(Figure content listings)

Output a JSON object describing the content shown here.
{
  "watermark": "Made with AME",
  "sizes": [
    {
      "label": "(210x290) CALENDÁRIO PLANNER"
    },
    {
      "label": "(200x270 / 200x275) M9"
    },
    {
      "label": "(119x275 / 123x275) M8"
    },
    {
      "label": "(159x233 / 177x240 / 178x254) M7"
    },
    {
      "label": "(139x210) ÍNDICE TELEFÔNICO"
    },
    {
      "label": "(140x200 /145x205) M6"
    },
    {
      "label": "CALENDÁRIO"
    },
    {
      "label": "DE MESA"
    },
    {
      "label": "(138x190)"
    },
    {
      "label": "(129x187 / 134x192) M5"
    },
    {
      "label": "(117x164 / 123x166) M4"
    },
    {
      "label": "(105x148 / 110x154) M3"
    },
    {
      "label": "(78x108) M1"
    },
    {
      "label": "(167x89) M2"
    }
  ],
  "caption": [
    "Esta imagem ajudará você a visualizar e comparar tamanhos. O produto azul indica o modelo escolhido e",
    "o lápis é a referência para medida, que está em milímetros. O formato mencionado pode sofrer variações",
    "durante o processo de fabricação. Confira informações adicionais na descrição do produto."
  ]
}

Exercise brief
Copy out all of the records above with nothing altered.

The result
Output a JSON object describing the content shown here.
{
  "watermark": "Made with AME",
  "sizes": [
    {
      "label": "(210x290) CALENDÁRIO PLANNER"
    },
    {
      "label": "(200x270 / 200x275) M9"
    },
    {
      "label": "(119x275 / 123x275) M8"
    },
    {
      "label": "(159x233 / 177x240 / 178x254) M7"
    },
    {
      "label": "(139x210) ÍNDICE TELEFÔNICO"
    },
    {
      "label": "(140x200 /145x205) M6"
    },
    {
      "label": "CALENDÁRIO"
    },
    {
      "label": "DE MESA"
    },
    {
      "label": "(138x190)"
    },
    {
      "label": "(129x187 / 134x192) M5"
    },
    {
      "label": "(117x164 / 123x166) M4"
    },
    {
      "label": "(105x148 / 110x154) M3"
    },
    {
      "label": "(78x108) M1"
    },
    {
      "label": "(167x89) M2"
    }
  ],
  "caption": [
    "Esta imagem ajudará você a visualizar e comparar tamanhos. O produto azul indica o modelo escolhido e",
    "o lápis é a referência para medida, que está em milímetros. O formato mencionado pode sofrer variações",
    "durante o processo de fabricação. Confira informações adicionais na descrição do produto."
  ]
}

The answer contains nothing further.